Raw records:
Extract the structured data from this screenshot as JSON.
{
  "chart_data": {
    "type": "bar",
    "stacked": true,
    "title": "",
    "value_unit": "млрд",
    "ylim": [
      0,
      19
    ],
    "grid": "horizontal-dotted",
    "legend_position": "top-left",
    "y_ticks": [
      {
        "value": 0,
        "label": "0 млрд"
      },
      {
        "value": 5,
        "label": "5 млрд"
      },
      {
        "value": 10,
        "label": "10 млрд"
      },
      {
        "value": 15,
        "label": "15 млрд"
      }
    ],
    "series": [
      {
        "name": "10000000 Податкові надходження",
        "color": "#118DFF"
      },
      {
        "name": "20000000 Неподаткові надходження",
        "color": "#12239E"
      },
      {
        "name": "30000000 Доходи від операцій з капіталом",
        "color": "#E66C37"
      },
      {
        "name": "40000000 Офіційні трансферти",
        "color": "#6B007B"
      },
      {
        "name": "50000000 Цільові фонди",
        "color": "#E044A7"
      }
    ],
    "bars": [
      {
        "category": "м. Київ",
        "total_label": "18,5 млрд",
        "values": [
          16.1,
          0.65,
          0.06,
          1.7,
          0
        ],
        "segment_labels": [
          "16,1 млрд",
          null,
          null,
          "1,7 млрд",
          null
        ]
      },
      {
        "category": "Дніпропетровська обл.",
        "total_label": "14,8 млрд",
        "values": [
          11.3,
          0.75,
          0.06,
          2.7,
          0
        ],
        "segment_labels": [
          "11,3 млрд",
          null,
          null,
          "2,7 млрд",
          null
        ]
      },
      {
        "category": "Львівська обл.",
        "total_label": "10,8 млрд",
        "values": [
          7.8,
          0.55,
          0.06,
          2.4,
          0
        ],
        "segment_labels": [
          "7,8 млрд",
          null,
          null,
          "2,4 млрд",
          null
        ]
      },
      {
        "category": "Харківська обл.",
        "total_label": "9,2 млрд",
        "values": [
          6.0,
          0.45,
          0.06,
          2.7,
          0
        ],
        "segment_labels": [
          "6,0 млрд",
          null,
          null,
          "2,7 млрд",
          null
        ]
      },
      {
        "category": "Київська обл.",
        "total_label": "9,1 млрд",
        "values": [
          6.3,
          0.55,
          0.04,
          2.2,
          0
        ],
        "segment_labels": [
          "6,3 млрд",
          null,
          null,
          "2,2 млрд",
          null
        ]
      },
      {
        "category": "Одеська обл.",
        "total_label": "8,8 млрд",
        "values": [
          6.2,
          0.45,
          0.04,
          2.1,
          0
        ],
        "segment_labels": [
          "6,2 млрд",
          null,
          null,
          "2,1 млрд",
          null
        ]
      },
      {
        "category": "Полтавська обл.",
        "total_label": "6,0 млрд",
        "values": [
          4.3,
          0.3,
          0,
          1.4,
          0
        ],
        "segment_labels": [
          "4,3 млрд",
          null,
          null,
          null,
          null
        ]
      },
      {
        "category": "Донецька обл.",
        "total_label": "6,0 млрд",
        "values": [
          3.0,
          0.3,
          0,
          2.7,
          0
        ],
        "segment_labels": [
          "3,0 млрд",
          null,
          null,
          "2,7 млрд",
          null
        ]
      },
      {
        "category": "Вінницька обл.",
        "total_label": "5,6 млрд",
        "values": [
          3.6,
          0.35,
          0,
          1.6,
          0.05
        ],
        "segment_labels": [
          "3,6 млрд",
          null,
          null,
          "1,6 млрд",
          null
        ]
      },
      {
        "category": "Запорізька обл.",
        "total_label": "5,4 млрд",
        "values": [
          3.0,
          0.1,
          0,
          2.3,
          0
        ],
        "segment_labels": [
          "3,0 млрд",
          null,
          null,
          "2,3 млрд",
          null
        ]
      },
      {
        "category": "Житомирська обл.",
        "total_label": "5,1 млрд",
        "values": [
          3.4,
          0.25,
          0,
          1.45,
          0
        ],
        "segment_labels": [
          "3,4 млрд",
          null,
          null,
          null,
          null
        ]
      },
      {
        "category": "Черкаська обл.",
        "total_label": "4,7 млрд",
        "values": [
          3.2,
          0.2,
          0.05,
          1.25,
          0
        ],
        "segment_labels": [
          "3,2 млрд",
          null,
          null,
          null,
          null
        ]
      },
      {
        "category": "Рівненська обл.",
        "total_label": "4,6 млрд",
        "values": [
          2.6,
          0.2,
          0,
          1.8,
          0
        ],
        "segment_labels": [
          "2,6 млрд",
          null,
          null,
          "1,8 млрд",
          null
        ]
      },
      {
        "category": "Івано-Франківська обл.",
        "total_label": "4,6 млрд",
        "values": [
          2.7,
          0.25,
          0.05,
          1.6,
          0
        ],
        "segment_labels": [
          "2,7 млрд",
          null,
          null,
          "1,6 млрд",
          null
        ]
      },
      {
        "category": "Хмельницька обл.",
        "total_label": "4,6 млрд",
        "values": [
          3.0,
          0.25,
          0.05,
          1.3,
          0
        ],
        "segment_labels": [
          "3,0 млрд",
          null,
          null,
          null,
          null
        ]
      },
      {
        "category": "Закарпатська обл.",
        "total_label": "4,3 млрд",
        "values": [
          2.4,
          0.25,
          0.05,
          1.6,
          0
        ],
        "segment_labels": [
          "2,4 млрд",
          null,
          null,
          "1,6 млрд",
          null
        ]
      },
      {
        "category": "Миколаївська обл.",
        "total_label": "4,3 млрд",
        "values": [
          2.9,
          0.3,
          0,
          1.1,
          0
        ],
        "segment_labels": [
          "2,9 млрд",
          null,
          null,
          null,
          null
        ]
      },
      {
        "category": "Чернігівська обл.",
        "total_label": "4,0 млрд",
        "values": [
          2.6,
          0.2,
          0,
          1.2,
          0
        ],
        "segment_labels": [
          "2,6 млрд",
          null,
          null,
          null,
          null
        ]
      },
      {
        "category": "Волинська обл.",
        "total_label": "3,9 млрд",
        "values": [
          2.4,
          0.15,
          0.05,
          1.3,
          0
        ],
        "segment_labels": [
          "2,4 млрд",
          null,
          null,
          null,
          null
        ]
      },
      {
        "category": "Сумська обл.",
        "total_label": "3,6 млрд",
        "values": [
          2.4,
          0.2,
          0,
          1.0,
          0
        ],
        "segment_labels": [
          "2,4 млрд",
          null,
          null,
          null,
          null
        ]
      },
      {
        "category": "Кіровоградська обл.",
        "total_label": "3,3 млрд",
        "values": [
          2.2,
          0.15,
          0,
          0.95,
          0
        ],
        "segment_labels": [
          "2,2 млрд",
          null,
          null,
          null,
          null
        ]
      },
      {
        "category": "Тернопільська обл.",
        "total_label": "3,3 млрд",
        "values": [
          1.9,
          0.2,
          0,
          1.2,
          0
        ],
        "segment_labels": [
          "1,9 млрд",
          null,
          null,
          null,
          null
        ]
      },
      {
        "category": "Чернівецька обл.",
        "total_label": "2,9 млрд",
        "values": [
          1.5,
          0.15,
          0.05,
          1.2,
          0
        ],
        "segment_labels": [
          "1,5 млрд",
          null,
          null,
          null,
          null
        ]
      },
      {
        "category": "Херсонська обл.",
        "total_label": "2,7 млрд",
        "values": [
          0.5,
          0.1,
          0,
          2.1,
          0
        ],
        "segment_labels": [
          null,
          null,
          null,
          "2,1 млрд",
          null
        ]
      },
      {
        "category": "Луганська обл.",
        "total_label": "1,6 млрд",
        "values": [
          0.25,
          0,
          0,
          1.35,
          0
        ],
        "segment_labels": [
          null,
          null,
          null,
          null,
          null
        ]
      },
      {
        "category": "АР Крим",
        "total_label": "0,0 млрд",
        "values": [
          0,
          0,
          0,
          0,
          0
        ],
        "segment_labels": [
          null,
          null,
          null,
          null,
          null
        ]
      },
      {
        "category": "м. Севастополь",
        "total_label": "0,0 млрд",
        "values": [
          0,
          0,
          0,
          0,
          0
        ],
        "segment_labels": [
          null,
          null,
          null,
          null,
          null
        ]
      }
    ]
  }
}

## Request
In the listing, find every line containing the word "color" and list it.

## In response
        "color": "#118DFF"
        "color": "#12239E"
        "color": "#E66C37"
        "color": "#6B007B"
        "color": "#E044A7"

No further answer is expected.